**The problem:** Could you write out the records below exactly as they appear, leaving out any pictures?

**Material provided:**
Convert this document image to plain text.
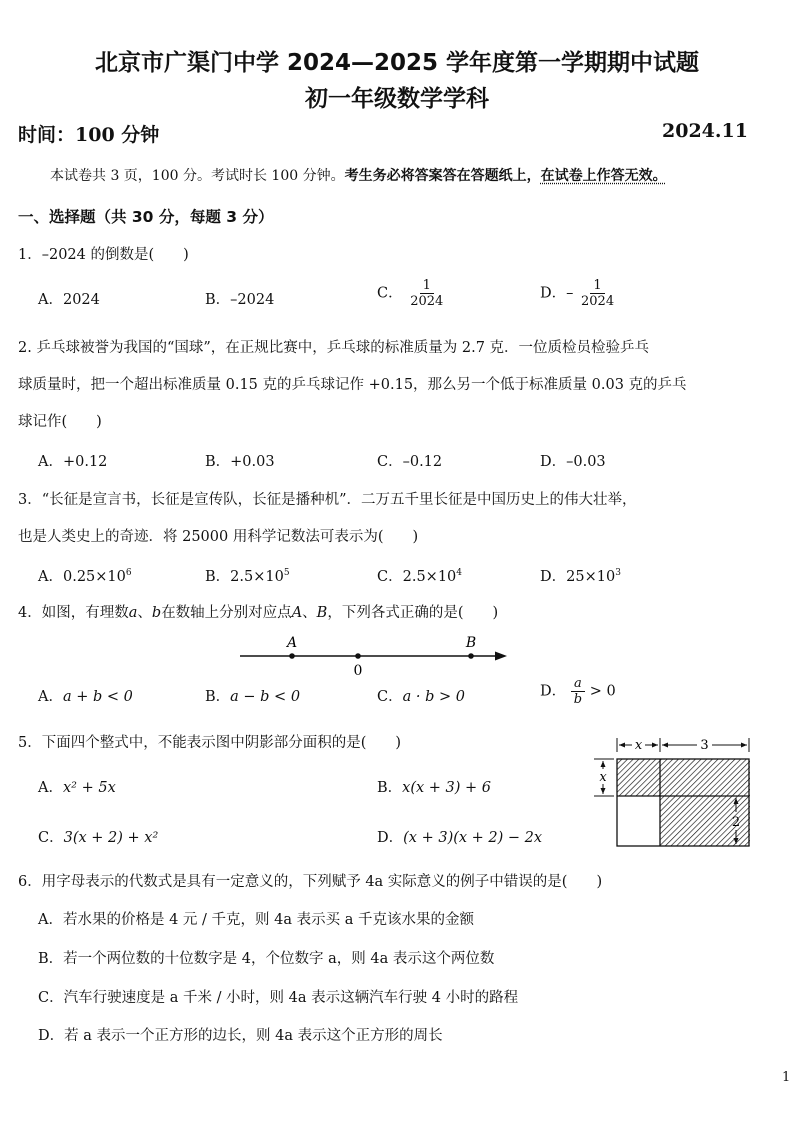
北京市广渠门中学 2024—2025 学年度第一学期期中试题
初一年级数学学科
时间：100 分钟	2024.11
本试卷共 3 页，100 分。考试时长 100 分钟。考生务必将答案答在答题纸上，在试卷上作答无效。
一、选择题（共 30 分，每题 3 分）
1．–2024 的倒数是(　　)
A．2024	B．–2024	C． $\frac{1}{2024}$	D．– $\frac{1}{2024}$
2. 乒乓球被誉为我国的“国球”，在正规比赛中，乒乓球的标准质量为 2.7 克．一位质检员检验乒乓
球质量时，把一个超出标准质量 0.15 克的乒乓球记作 +0.15，那么另一个低于标准质量 0.03 克的乒乓
球记作(　　)
A．+0.12	B．+0.03	C．–0.12	D．–0.03
3．“长征是宣言书，长征是宣传队，长征是播种机”．二万五千里长征是中国历史上的伟大壮举，
也是人类史上的奇迹．将 25000 用科学记数法可表示为(　　)
A．$0.25\times 10^6$	B．$2.5\times 10^5$	C．$2.5\times 10^4$	D．$25\times 10^3$
4．如图，有理数a、b在数轴上分别对应点A、B，下列各式正确的是(　　)
A
0
B
A．a + b < 0	B．a − b < 0	C．a · b > 0	D． $\frac{a}{b} > 0$
5．下面四个整式中，不能表示图中阴影部分面积的是(　　)
A．x² + 5x	B．x(x + 3) + 6
C．3(x + 2) + x²	D．(x + 3)(x + 2) − 2x
x	3
x
2
6．用字母表示的代数式是具有一定意义的，下列赋予 4a 实际意义的例子中错误的是(　　)
A．若水果的价格是 4 元 / 千克，则 4a 表示买 a 千克该水果的金额
B．若一个两位数的十位数字是 4，个位数字 a，则 4a 表示这个两位数
C．汽车行驶速度是 a 千米 / 小时，则 4a 表示这辆汽车行驶 4 小时的路程
D．若 a 表示一个正方形的边长，则 4a 表示这个正方形的周长
1
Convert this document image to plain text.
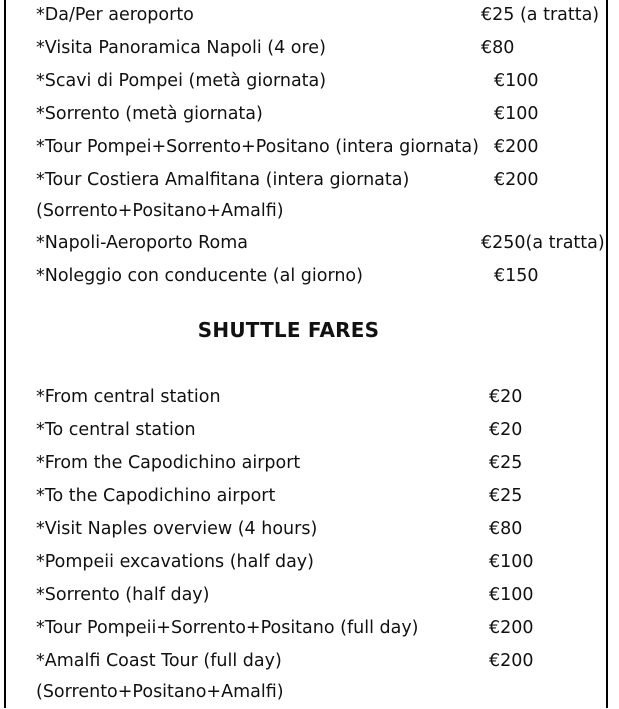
*Da/Per aeroporto	€25 (a tratta)
*Visita Panoramica Napoli (4 ore)	€80
*Scavi di Pompei (metà giornata)	€100
*Sorrento (metà giornata)	€100
*Tour Pompei+Sorrento+Positano (intera giornata) €200
*Tour Costiera Amalfitana (intera giornata)	€200
(Sorrento+Positano+Amalfi)
*Napoli-Aeroporto Roma	€250(a tratta)
*Noleggio con conducente (al giorno)	€150
SHUTTLE FARES
*From central station	€20
*To central station	€20
*From the Capodichino airport	€25
*To the Capodichino airport	€25
*Visit Naples overview (4 hours)	€80
*Pompeii excavations (half day)	€100
*Sorrento (half day)	€100
*Tour Pompeii+Sorrento+Positano (full day)	€200
*Amalfi Coast Tour (full day)	€200
(Sorrento+Positano+Amalfi)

**The solution:**
Convert this document image to plain text.
北京市广渠门中学 2024—2025 学年度第一学期期中试题
初一年级数学学科
时间：100 分钟	2024.11
本试卷共 3 页，100 分。考试时长 100 分钟。考生务必将答案答在答题纸上，在试卷上作答无效。
一、选择题（共 30 分，每题 3 分）
1．–2024 的倒数是(　　)
A．2024	B．–2024	C． $\frac{1}{2024}$	D．– $\frac{1}{2024}$
2. 乒乓球被誉为我国的“国球”，在正规比赛中，乒乓球的标准质量为 2.7 克．一位质检员检验乒乓
球质量时，把一个超出标准质量 0.15 克的乒乓球记作 +0.15，那么另一个低于标准质量 0.03 克的乒乓
球记作(　　)
A．+0.12	B．+0.03	C．–0.12	D．–0.03
3．“长征是宣言书，长征是宣传队，长征是播种机”．二万五千里长征是中国历史上的伟大壮举，
也是人类史上的奇迹．将 25000 用科学记数法可表示为(　　)
A．$0.25\times 10^6$	B．$2.5\times 10^5$	C．$2.5\times 10^4$	D．$25\times 10^3$
4．如图，有理数a、b在数轴上分别对应点A、B，下列各式正确的是(　　)
A
0
B
A．a + b < 0	B．a − b < 0	C．a · b > 0	D． $\frac{a}{b} > 0$
5．下面四个整式中，不能表示图中阴影部分面积的是(　　)
A．x² + 5x	B．x(x + 3) + 6
C．3(x + 2) + x²	D．(x + 3)(x + 2) − 2x
x	3
x
2
6．用字母表示的代数式是具有一定意义的，下列赋予 4a 实际意义的例子中错误的是(　　)
A．若水果的价格是 4 元 / 千克，则 4a 表示买 a 千克该水果的金额
B．若一个两位数的十位数字是 4，个位数字 a，则 4a 表示这个两位数
C．汽车行驶速度是 a 千米 / 小时，则 4a 表示这辆汽车行驶 4 小时的路程
D．若 a 表示一个正方形的边长，则 4a 表示这个正方形的周长
1
Convert this document image to plain text.
*Da/Per aeroporto	€25 (a tratta)
*Visita Panoramica Napoli (4 ore)	€80
*Scavi di Pompei (metà giornata)	€100
*Sorrento (metà giornata)	€100
*Tour Pompei+Sorrento+Positano (intera giornata) €200
*Tour Costiera Amalfitana (intera giornata)	€200
(Sorrento+Positano+Amalfi)
*Napoli-Aeroporto Roma	€250(a tratta)
*Noleggio con conducente (al giorno)	€150
SHUTTLE FARES
*From central station	€20
*To central station	€20
*From the Capodichino airport	€25
*To the Capodichino airport	€25
*Visit Naples overview (4 hours)	€80
*Pompeii excavations (half day)	€100
*Sorrento (half day)	€100
*Tour Pompeii+Sorrento+Positano (full day)	€200
*Amalfi Coast Tour (full day)	€200
(Sorrento+Positano+Amalfi)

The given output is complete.